Directive>
Repeat, without any change, the entries presented below.

Listed entries>
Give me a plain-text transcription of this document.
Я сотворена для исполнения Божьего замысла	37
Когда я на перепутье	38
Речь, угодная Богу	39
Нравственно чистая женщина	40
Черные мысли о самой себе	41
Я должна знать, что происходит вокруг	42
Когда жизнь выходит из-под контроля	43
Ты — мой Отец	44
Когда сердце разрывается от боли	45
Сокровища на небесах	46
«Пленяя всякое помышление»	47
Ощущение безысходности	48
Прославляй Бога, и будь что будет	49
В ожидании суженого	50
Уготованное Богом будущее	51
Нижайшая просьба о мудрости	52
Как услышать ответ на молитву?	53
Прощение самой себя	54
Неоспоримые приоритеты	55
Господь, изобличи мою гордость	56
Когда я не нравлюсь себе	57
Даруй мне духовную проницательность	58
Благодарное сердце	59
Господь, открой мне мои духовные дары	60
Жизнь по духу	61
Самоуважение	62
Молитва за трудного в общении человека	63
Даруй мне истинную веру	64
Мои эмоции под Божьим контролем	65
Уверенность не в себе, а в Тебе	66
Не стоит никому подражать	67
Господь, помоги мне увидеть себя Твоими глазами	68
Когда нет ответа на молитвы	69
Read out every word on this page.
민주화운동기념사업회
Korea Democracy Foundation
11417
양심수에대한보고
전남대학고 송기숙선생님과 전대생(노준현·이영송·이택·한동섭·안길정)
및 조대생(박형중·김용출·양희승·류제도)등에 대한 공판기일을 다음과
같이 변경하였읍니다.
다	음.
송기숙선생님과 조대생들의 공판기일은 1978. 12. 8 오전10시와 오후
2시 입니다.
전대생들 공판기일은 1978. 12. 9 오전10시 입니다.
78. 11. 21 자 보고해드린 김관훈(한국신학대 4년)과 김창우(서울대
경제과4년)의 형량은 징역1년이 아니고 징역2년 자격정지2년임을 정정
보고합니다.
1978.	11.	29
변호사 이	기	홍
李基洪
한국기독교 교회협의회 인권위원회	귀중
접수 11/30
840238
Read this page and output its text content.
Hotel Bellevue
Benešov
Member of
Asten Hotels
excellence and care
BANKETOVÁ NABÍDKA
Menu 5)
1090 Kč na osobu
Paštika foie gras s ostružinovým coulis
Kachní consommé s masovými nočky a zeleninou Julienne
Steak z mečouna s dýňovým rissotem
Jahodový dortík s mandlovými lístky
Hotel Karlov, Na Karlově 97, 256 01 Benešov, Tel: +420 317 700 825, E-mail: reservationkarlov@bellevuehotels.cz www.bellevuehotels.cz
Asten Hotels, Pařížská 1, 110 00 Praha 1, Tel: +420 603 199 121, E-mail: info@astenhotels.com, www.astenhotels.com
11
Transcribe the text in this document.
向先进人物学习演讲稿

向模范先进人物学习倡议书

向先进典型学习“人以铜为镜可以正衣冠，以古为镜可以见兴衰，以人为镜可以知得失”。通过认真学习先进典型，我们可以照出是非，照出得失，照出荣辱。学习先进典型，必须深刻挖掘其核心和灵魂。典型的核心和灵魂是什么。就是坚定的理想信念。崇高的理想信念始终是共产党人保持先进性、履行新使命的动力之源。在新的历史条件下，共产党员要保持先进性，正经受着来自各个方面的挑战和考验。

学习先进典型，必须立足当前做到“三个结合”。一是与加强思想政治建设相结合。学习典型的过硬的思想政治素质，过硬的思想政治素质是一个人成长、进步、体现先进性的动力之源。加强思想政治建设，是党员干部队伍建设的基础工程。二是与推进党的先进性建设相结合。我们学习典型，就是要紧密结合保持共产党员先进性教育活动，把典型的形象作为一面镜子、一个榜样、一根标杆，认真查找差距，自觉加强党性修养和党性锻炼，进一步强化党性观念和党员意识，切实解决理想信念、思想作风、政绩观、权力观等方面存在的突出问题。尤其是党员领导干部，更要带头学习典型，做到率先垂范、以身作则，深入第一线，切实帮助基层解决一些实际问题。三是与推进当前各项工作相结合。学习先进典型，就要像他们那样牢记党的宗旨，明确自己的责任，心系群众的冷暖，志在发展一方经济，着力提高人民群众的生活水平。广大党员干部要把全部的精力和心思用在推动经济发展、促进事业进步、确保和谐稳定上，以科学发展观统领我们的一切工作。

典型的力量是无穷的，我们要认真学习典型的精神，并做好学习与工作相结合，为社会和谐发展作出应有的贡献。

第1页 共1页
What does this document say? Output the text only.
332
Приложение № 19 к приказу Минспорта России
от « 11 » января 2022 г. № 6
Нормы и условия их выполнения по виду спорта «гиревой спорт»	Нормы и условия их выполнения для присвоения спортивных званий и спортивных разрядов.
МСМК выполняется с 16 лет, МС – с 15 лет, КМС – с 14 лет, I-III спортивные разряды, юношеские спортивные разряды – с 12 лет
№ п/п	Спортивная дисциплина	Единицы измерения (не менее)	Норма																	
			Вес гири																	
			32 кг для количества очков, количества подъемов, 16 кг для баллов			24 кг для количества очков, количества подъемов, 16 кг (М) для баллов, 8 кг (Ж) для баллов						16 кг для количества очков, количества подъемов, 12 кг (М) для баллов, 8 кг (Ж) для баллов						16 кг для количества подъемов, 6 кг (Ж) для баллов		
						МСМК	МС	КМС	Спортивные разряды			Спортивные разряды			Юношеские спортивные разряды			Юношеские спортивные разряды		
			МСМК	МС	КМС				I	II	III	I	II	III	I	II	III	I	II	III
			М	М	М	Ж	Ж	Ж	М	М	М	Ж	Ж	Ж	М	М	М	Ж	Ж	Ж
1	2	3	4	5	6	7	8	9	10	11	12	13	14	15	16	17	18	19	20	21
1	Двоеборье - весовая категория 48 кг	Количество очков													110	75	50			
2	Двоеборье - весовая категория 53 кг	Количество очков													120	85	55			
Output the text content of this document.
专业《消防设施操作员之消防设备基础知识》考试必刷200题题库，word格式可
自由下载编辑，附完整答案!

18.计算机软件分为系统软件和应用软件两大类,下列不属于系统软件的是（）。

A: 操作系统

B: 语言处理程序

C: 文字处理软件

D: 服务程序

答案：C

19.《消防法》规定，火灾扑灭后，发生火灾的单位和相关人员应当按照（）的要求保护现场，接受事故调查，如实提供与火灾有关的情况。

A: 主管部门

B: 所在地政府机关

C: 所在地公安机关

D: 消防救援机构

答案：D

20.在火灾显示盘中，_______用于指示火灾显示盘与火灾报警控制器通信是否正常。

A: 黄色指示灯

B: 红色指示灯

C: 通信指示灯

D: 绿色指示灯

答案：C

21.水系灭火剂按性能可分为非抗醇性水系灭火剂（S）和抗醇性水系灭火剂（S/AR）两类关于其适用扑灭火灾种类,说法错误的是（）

Response below>
Give me a plain-text transcription of this document.
Я сотворена для исполнения Божьего замысла	37
Когда я на перепутье	38
Речь, угодная Богу	39
Нравственно чистая женщина	40
Черные мысли о самой себе	41
Я должна знать, что происходит вокруг	42
Когда жизнь выходит из-под контроля	43
Ты — мой Отец	44
Когда сердце разрывается от боли	45
Сокровища на небесах	46
«Пленяя всякое помышление»	47
Ощущение безысходности	48
Прославляй Бога, и будь что будет	49
В ожидании суженого	50
Уготованное Богом будущее	51
Нижайшая просьба о мудрости	52
Как услышать ответ на молитву?	53
Прощение самой себя	54
Неоспоримые приоритеты	55
Господь, изобличи мою гордость	56
Когда я не нравлюсь себе	57
Даруй мне духовную проницательность	58
Благодарное сердце	59
Господь, открой мне мои духовные дары	60
Жизнь по духу	61
Самоуважение	62
Молитва за трудного в общении человека	63
Даруй мне истинную веру	64
Мои эмоции под Божьим контролем	65
Уверенность не в себе, а в Тебе	66
Не стоит никому подражать	67
Господь, помоги мне увидеть себя Твоими глазами	68
Когда нет ответа на молитвы	69
Read out every word on this page.
민주화운동기념사업회
Korea Democracy Foundation
11417
양심수에대한보고
전남대학고 송기숙선생님과 전대생(노준현·이영송·이택·한동섭·안길정)
및 조대생(박형중·김용출·양희승·류제도)등에 대한 공판기일을 다음과
같이 변경하였읍니다.
다	음.
송기숙선생님과 조대생들의 공판기일은 1978. 12. 8 오전10시와 오후
2시 입니다.
전대생들 공판기일은 1978. 12. 9 오전10시 입니다.
78. 11. 21 자 보고해드린 김관훈(한국신학대 4년)과 김창우(서울대
경제과4년)의 형량은 징역1년이 아니고 징역2년 자격정지2년임을 정정
보고합니다.
1978.	11.	29
변호사 이	기	홍
李基洪
한국기독교 교회협의회 인권위원회	귀중
접수 11/30
840238
Read this page and output its text content.
Hotel Bellevue
Benešov
Member of
Asten Hotels
excellence and care
BANKETOVÁ NABÍDKA
Menu 5)
1090 Kč na osobu
Paštika foie gras s ostružinovým coulis
Kachní consommé s masovými nočky a zeleninou Julienne
Steak z mečouna s dýňovým rissotem
Jahodový dortík s mandlovými lístky
Hotel Karlov, Na Karlově 97, 256 01 Benešov, Tel: +420 317 700 825, E-mail: reservationkarlov@bellevuehotels.cz www.bellevuehotels.cz
Asten Hotels, Pařížská 1, 110 00 Praha 1, Tel: +420 603 199 121, E-mail: info@astenhotels.com, www.astenhotels.com
11
Transcribe the text in this document.
向先进人物学习演讲稿

向模范先进人物学习倡议书

向先进典型学习“人以铜为镜可以正衣冠，以古为镜可以见兴衰，以人为镜可以知得失”。通过认真学习先进典型，我们可以照出是非，照出得失，照出荣辱。学习先进典型，必须深刻挖掘其核心和灵魂。典型的核心和灵魂是什么。就是坚定的理想信念。崇高的理想信念始终是共产党人保持先进性、履行新使命的动力之源。在新的历史条件下，共产党员要保持先进性，正经受着来自各个方面的挑战和考验。

学习先进典型，必须立足当前做到“三个结合”。一是与加强思想政治建设相结合。学习典型的过硬的思想政治素质，过硬的思想政治素质是一个人成长、进步、体现先进性的动力之源。加强思想政治建设，是党员干部队伍建设的基础工程。二是与推进党的先进性建设相结合。我们学习典型，就是要紧密结合保持共产党员先进性教育活动，把典型的形象作为一面镜子、一个榜样、一根标杆，认真查找差距，自觉加强党性修养和党性锻炼，进一步强化党性观念和党员意识，切实解决理想信念、思想作风、政绩观、权力观等方面存在的突出问题。尤其是党员领导干部，更要带头学习典型，做到率先垂范、以身作则，深入第一线，切实帮助基层解决一些实际问题。三是与推进当前各项工作相结合。学习先进典型，就要像他们那样牢记党的宗旨，明确自己的责任，心系群众的冷暖，志在发展一方经济，着力提高人民群众的生活水平。广大党员干部要把全部的精力和心思用在推动经济发展、促进事业进步、确保和谐稳定上，以科学发展观统领我们的一切工作。

典型的力量是无穷的，我们要认真学习典型的精神，并做好学习与工作相结合，为社会和谐发展作出应有的贡献。

第1页 共1页
What does this document say? Output the text only.
332
Приложение № 19 к приказу Минспорта России
от « 11 » января 2022 г. № 6
Нормы и условия их выполнения по виду спорта «гиревой спорт»	Нормы и условия их выполнения для присвоения спортивных званий и спортивных разрядов.
МСМК выполняется с 16 лет, МС – с 15 лет, КМС – с 14 лет, I-III спортивные разряды, юношеские спортивные разряды – с 12 лет
№ п/п	Спортивная дисциплина	Единицы измерения (не менее)	Норма																	
			Вес гири																	
			32 кг для количества очков, количества подъемов, 16 кг для баллов			24 кг для количества очков, количества подъемов, 16 кг (М) для баллов, 8 кг (Ж) для баллов						16 кг для количества очков, количества подъемов, 12 кг (М) для баллов, 8 кг (Ж) для баллов						16 кг для количества подъемов, 6 кг (Ж) для баллов		
						МСМК	МС	КМС	Спортивные разряды			Спортивные разряды			Юношеские спортивные разряды			Юношеские спортивные разряды		
			МСМК	МС	КМС				I	II	III	I	II	III	I	II	III	I	II	III
			М	М	М	Ж	Ж	Ж	М	М	М	Ж	Ж	Ж	М	М	М	Ж	Ж	Ж
1	2	3	4	5	6	7	8	9	10	11	12	13	14	15	16	17	18	19	20	21
1	Двоеборье - весовая категория 48 кг	Количество очков													110	75	50			
2	Двоеборье - весовая категория 53 кг	Количество очков													120	85	55			
Output the text content of this document.
专业《消防设施操作员之消防设备基础知识》考试必刷200题题库，word格式可
自由下载编辑，附完整答案!

18.计算机软件分为系统软件和应用软件两大类,下列不属于系统软件的是（）。

A: 操作系统

B: 语言处理程序

C: 文字处理软件

D: 服务程序

答案：C

19.《消防法》规定，火灾扑灭后，发生火灾的单位和相关人员应当按照（）的要求保护现场，接受事故调查，如实提供与火灾有关的情况。

A: 主管部门

B: 所在地政府机关

C: 所在地公安机关

D: 消防救援机构

答案：D

20.在火灾显示盘中，_______用于指示火灾显示盘与火灾报警控制器通信是否正常。

A: 黄色指示灯

B: 红色指示灯

C: 通信指示灯

D: 绿色指示灯

答案：C

21.水系灭火剂按性能可分为非抗醇性水系灭火剂（S）和抗醇性水系灭火剂（S/AR）两类关于其适用扑灭火灾种类,说法错误的是（）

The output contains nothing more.